EXERCISE GOAL: Only the lines holding the string "Planning" are needed. Copy each one.
-- START --
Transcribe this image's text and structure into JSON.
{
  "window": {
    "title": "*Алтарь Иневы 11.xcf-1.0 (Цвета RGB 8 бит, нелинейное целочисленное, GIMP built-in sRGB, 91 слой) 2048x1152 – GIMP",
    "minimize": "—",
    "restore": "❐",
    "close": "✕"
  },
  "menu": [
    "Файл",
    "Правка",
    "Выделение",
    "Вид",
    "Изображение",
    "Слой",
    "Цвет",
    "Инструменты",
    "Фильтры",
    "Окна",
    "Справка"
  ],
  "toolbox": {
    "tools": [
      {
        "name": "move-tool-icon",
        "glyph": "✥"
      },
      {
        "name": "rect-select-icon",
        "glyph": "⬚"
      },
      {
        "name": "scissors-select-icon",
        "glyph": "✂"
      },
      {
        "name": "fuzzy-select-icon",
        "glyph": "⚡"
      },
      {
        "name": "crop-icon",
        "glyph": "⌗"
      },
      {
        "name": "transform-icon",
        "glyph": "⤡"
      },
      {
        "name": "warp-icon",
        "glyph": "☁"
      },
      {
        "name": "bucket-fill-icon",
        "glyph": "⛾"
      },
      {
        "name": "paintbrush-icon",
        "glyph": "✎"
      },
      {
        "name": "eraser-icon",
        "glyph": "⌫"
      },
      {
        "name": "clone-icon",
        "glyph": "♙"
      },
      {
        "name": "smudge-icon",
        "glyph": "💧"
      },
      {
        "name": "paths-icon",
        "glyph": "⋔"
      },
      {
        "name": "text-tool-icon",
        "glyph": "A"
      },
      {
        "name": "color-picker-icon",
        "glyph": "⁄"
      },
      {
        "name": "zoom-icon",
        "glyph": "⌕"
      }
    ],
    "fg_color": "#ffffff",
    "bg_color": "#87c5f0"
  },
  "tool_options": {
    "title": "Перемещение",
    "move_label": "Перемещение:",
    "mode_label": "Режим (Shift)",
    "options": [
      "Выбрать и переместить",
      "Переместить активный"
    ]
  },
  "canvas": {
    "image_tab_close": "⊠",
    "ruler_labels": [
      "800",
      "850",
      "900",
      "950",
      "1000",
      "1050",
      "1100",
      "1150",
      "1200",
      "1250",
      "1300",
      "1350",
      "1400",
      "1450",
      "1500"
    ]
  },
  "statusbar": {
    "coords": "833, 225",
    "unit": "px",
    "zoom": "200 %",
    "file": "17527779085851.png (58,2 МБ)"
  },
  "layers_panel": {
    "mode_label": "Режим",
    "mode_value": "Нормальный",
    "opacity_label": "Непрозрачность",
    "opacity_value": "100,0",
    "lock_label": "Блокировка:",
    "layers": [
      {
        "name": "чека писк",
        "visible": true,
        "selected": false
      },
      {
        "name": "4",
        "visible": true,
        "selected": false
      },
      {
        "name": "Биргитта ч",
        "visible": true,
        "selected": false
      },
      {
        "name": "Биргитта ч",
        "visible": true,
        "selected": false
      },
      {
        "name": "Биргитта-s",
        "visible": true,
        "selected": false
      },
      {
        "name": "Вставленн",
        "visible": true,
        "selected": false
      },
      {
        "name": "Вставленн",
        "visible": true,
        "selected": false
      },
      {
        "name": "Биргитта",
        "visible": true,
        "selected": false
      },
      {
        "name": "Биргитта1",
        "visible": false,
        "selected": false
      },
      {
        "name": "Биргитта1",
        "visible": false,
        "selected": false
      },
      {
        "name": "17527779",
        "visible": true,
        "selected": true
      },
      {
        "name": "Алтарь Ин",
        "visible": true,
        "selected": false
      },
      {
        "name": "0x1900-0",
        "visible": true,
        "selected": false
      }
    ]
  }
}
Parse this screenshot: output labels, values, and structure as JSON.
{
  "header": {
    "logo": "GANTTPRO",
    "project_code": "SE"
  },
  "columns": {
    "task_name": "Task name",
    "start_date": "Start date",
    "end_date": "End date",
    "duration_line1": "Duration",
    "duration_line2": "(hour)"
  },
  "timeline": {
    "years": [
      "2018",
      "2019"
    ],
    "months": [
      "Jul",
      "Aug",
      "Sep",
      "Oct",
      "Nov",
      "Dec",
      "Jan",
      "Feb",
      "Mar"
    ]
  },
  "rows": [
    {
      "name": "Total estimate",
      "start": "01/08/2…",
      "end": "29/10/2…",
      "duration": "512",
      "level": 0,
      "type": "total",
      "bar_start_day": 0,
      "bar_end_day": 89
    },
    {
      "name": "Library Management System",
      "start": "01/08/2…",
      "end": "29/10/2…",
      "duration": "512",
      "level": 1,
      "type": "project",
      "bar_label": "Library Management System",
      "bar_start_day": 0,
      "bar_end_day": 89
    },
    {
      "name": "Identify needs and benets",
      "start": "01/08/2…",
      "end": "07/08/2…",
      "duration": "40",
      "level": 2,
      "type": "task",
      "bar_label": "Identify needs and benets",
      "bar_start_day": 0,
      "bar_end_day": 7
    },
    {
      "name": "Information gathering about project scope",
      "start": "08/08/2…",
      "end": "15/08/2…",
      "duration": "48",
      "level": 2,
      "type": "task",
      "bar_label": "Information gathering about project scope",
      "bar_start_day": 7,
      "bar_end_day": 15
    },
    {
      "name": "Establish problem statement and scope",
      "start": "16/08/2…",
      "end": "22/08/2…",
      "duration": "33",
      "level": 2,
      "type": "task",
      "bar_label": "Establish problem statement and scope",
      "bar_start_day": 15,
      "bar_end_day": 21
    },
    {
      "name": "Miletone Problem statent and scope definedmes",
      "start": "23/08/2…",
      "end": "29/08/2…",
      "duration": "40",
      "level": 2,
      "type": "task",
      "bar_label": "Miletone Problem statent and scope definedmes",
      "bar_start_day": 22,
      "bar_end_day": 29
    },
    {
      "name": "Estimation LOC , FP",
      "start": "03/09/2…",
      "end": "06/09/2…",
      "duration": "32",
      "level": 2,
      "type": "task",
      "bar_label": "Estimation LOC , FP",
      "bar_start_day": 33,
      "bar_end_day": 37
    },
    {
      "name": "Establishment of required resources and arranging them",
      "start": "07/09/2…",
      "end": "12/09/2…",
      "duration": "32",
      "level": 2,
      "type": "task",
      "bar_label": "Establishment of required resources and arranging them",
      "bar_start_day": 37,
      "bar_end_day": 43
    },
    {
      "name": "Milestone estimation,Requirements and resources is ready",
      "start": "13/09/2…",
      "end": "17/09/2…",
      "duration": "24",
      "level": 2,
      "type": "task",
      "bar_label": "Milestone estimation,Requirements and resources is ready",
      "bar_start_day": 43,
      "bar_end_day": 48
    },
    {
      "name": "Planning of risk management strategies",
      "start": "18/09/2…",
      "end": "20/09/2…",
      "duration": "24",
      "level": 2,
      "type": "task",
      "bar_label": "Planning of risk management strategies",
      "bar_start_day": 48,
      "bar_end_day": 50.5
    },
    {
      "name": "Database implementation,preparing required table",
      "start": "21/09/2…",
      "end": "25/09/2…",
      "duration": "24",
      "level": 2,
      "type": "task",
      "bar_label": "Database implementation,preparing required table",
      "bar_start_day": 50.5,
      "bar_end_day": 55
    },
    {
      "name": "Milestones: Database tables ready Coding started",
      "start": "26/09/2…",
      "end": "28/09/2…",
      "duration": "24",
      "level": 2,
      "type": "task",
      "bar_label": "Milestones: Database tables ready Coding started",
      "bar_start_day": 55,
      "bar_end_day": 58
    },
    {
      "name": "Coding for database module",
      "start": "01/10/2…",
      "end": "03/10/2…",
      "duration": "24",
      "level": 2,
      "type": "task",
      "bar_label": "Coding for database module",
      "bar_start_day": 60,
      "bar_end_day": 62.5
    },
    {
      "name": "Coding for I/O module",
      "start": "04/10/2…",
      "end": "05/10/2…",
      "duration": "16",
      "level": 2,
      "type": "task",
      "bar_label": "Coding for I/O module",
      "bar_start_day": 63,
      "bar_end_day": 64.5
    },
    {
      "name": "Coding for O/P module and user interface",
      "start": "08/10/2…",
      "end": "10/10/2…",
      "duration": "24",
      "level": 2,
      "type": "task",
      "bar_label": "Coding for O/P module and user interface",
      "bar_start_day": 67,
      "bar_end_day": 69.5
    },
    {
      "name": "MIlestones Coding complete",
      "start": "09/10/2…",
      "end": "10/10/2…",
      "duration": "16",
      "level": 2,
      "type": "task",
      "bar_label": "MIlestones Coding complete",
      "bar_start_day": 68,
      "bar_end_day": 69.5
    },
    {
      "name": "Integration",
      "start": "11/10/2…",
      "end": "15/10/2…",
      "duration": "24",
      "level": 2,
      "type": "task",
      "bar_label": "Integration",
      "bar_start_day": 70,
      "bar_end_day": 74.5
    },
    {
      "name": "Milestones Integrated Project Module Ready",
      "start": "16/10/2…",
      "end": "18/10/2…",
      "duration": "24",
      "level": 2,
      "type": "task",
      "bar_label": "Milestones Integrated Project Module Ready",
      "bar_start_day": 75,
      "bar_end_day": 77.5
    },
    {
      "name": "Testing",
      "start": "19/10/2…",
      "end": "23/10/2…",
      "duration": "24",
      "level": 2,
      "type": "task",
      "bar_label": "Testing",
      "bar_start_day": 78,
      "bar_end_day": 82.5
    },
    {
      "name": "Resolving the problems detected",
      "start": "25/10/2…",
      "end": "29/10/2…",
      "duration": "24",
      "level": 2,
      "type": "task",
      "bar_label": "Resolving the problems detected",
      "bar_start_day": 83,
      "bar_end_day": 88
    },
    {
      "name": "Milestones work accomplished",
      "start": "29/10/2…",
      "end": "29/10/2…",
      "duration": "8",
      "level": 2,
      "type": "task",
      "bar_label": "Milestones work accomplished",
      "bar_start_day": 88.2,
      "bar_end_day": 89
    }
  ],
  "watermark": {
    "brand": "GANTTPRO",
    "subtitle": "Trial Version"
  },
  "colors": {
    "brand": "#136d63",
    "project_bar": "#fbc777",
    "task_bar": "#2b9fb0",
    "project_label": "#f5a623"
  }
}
-- END --
SOLUTION TO THIS TASK:
      "name": "Planning of risk management strategies",
      "bar_label": "Planning of risk management strategies",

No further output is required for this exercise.